Written request A:
In the forum thread on names for the starfish, list every language that the poster DrWatson covers, along with the word given for each.
Written request B:
Answer these questions using the forum thread on names for the starfish, one answer per line:
(i) What more scientific Esperanto name is given besides marstelo?
(ii) In the Persian entry, what does "daryâyi" mean?
(iii) What Greek word for "star" is listed under αστερίας?
Written request C:
Continue the forum thread on names for the starfish from its last post, the Dutch one.

Excerpt provided:
■ ■ ■

# starfish



## Outsider

What is this animal called in your language?

Does your language make the same connection with stars as English?

Thanks in advance. 
____

In Portuguese, it's called *estrela-do-mar*, sea star.


----------



## dn88

*Polish:*

_rozgwiazda _("gwiazda" = "star")


----------



## Lello4ever

In Italian is "stella marina"


----------



## Efner

*Español:

*Estrella de mar ( sea star)*

Gallego:

*Estrela de mar (sea star)


----------



## Chazzwozzer

*Turkish:* denizyıldızı _(sea star)_


----------



## Alijsh

*Persian*: setâreye daryâyi (setâre: star; daryâyi: marine)


----------



## Woland

Romanian : steaua de mare (something like sea star)


----------



## DearPrudence

French: *étoile de mer* (estrella de mar/sea star)


----------



## DrWatson

Finnish:

*meritähti* = "sea star"

Swedish:

*sjöstjärna* = "sea star"

German:

(der) *Seestern *= "sea star"

Judging from the replies up to now, English seems to be an exception in this case


----------



## Nizo

In *Esperanto*, *marstelo* (sea star) is the common name.  The more scientific name is *asterio*.  The latter word comes from the Latin _aster_, star.


----------



## mimi2

Vietnamese: 
*sao biển*
sao = star
biển = sea


----------



## deine

Lithuanian:

Jūros žvaigždė


----------



## jaxlarus

Greek:
*αστερίας *[asterías]
αστέρι [astéri] = star


----------



## Joannes

In Dutch we also have a 'sea star' (*zeester*).

■ ■ ■

Layout annotation records
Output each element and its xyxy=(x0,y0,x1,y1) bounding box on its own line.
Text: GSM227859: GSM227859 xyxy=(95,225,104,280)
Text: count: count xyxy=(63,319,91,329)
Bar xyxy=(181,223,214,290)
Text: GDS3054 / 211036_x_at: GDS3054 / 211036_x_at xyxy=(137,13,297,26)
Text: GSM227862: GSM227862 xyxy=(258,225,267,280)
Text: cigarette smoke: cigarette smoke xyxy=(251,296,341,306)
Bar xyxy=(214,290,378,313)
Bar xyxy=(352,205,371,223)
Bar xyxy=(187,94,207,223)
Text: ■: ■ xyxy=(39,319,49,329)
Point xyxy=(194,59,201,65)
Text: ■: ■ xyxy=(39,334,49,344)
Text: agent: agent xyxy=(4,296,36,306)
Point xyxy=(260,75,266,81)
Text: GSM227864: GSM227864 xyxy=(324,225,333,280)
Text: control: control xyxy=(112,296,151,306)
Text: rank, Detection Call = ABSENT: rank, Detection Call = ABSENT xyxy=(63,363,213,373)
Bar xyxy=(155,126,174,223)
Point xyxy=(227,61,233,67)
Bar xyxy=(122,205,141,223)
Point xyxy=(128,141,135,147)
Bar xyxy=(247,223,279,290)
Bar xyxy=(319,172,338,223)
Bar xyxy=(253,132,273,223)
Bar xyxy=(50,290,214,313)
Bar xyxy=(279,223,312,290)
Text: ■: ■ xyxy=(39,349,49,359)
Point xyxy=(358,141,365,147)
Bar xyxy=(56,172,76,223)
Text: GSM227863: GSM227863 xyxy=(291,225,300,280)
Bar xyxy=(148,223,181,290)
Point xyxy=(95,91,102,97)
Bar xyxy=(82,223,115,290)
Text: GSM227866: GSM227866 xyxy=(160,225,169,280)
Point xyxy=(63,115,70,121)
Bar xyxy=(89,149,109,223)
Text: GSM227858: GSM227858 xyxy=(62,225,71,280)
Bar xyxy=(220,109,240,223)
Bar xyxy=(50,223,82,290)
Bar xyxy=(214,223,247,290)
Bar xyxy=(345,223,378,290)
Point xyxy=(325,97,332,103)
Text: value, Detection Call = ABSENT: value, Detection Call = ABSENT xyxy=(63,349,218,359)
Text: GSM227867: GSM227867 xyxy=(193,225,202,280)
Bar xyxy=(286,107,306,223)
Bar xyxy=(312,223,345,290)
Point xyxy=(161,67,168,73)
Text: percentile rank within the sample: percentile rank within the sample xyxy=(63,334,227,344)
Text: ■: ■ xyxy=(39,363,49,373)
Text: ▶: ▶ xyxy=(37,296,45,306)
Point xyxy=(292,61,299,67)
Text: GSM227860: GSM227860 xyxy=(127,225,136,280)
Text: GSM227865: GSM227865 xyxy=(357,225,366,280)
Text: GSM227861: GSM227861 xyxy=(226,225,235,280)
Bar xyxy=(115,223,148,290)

■ ■ ■

Task answer A:
Finnish: meritähti
Swedish: sjöstjärna
German: (der) Seestern

Task answer B:
(i) asterio
(ii) marine
(iii) αστέρι [astéri]

Task answer C:
----------



## CrazyArcher

Russian:
Морская звезда [morskaya zvezda] = 'sea star'

Hebrew:
כוכב ים [kokhav yam] = 'sea star'


----------



## heaa

Hungarian:

tengeri csillag - "sea star"


----------



## kusurija

In Czech:
hvězdice 
(hvězda=star)


----------



## Maja

CrazyArcher said:


> Russian:
> Морская звезда [morskaya zvezda] = 'sea star'


Similar in Serbian: *morska zvezda* / *морска звезда* (star -> zvezda/ звезда).


----------



## Outsider

In Latin: *stella maris*, "sea star".


----------



## tantan

Maja said:


> Similar in Serbian: *morska zvezda* / *морска звезда* (star -> zvezda/ звезда).



Similar in Bulgarian
морска звезда - sea star
I guess just the accents are different from Serbian


----------



## Petter

Norwegian: sjøstjerne
sjø = sea
stjerne = star


----------



## Tjahzi

Only the English believe it's a fish!


----------



## EmilyD

In English it is, also, called a *Sea star.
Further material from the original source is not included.